» TASK DESCRIPTION
Take from the listing each line that has the string "this".

++++++++

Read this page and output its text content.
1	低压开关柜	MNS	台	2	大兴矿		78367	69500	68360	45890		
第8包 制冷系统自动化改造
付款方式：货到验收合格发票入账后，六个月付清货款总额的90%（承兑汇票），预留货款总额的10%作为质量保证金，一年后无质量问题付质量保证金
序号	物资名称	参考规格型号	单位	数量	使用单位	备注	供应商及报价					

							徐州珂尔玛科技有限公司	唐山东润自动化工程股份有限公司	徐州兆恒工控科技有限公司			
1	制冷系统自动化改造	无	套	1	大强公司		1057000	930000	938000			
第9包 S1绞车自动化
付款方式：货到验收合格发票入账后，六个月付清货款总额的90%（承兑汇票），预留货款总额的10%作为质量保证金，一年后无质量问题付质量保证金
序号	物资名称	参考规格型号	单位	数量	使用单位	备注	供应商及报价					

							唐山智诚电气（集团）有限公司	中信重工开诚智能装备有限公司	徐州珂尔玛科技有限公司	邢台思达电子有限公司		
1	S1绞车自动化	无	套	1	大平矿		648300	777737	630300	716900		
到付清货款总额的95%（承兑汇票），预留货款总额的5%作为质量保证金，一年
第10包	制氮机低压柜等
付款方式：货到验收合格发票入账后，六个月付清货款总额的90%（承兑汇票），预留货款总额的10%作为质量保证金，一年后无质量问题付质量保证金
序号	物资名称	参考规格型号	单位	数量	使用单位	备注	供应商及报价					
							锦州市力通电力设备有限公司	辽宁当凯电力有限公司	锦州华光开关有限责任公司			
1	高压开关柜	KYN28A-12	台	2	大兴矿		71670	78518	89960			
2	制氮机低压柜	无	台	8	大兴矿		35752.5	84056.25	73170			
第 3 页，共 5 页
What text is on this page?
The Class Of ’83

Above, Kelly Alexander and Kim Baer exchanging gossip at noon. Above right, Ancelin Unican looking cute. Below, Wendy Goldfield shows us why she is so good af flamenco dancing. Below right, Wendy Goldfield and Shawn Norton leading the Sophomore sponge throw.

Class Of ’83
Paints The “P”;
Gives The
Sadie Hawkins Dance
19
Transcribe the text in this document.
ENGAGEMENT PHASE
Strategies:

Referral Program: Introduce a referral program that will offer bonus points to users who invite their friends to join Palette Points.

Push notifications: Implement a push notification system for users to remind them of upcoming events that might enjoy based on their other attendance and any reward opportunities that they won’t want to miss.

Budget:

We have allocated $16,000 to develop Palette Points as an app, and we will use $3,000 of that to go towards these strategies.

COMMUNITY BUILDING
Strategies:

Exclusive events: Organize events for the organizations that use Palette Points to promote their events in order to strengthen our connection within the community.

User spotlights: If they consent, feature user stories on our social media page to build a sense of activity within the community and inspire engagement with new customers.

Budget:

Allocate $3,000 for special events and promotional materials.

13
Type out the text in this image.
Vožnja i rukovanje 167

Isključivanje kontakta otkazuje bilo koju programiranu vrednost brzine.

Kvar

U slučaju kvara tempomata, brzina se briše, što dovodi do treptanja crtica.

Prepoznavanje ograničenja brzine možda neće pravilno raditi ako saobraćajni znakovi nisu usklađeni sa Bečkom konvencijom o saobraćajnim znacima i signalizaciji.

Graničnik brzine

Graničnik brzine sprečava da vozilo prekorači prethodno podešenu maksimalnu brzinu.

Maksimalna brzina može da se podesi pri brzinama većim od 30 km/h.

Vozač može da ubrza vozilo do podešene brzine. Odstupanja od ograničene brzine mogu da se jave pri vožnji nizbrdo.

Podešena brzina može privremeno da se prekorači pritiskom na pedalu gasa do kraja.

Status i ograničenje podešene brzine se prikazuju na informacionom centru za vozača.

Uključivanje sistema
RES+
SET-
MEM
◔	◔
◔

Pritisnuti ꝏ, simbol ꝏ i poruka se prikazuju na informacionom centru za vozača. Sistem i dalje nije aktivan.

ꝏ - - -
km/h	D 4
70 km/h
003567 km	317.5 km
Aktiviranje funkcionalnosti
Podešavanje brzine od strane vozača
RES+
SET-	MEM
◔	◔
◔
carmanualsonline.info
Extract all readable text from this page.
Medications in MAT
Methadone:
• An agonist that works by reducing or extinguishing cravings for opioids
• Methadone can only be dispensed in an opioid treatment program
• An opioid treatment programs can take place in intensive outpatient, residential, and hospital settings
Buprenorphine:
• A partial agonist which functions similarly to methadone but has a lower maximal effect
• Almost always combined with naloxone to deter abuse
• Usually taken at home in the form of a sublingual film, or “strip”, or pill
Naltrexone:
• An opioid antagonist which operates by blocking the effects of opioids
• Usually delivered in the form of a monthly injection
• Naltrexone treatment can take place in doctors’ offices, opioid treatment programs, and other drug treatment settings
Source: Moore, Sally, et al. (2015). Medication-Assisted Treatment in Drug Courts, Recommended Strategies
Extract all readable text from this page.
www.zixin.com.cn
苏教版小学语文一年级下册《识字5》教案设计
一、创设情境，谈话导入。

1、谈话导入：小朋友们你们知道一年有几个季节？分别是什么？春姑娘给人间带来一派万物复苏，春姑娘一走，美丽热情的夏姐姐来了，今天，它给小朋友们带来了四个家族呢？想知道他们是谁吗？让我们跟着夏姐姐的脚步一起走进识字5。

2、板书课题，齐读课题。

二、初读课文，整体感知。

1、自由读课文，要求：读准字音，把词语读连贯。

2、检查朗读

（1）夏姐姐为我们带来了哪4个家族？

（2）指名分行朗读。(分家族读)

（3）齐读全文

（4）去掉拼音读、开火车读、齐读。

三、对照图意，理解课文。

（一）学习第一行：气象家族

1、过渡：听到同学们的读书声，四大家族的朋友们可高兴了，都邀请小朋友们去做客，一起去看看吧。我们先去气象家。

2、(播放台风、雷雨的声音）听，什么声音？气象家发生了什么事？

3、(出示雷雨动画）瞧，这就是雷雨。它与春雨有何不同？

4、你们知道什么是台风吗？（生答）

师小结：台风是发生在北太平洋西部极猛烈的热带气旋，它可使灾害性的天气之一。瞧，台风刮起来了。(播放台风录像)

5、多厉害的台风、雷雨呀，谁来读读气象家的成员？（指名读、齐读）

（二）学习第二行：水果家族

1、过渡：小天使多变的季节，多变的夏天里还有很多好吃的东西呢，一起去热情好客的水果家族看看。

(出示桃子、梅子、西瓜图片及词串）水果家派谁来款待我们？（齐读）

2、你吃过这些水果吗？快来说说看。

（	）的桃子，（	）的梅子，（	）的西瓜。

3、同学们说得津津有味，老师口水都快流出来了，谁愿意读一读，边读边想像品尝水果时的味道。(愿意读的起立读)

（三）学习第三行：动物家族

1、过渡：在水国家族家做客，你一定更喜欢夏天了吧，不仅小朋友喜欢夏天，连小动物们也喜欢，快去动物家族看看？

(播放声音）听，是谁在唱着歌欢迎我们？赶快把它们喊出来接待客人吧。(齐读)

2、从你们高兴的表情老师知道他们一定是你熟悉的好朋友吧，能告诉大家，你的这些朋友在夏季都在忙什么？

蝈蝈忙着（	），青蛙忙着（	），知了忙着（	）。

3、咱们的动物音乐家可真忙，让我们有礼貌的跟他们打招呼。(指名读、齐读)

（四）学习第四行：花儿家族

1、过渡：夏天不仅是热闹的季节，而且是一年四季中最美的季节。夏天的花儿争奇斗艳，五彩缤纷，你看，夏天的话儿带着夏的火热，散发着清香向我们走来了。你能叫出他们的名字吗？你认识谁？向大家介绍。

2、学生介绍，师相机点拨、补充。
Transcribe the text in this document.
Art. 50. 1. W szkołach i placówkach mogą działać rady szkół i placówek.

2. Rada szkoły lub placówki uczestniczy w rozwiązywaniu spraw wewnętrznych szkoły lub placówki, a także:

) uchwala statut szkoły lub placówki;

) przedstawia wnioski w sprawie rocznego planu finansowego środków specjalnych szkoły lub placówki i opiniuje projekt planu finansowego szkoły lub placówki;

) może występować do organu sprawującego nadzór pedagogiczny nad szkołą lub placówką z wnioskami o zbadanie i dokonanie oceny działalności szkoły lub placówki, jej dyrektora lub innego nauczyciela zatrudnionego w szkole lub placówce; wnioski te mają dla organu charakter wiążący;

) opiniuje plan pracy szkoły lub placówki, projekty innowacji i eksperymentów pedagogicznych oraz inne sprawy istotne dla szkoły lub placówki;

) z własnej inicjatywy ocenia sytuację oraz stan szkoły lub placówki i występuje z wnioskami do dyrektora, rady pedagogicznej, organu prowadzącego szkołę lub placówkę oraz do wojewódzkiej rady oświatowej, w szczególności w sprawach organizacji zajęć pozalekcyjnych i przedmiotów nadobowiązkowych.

++++++++

» PROBLEM SOLUTION
Read this page and output its text content.
What text is on this page?
Transcribe the text in this document.
Type out the text in this image.
Extract all readable text from this page.
Extract all readable text from this page.
Transcribe the text in this document.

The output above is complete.